Look for the string "Tage" in every line, and copy each line that has it.

○ ○ ○ ○ ○

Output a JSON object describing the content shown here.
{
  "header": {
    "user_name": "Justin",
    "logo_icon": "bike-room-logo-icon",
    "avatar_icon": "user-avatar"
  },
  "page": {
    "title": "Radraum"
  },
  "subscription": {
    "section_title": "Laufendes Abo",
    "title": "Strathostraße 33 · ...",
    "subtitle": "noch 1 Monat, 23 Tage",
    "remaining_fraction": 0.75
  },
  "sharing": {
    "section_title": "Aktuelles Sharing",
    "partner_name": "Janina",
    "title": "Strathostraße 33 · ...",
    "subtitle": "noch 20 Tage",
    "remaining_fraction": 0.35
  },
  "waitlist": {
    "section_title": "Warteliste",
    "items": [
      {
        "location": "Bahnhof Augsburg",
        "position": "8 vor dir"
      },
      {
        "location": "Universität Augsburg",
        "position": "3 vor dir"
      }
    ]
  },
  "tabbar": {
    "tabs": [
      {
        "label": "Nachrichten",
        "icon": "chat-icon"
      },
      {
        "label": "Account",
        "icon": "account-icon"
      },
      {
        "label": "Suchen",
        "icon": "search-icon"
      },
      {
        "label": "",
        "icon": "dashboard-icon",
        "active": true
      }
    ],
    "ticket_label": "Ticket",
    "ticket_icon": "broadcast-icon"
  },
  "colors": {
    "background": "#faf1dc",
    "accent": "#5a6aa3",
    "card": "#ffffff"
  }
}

○ ○ ○ ○ ○

*Output*
    "subtitle": "noch 1 Monat, 23 Tage",
    "subtitle": "noch 20 Tage",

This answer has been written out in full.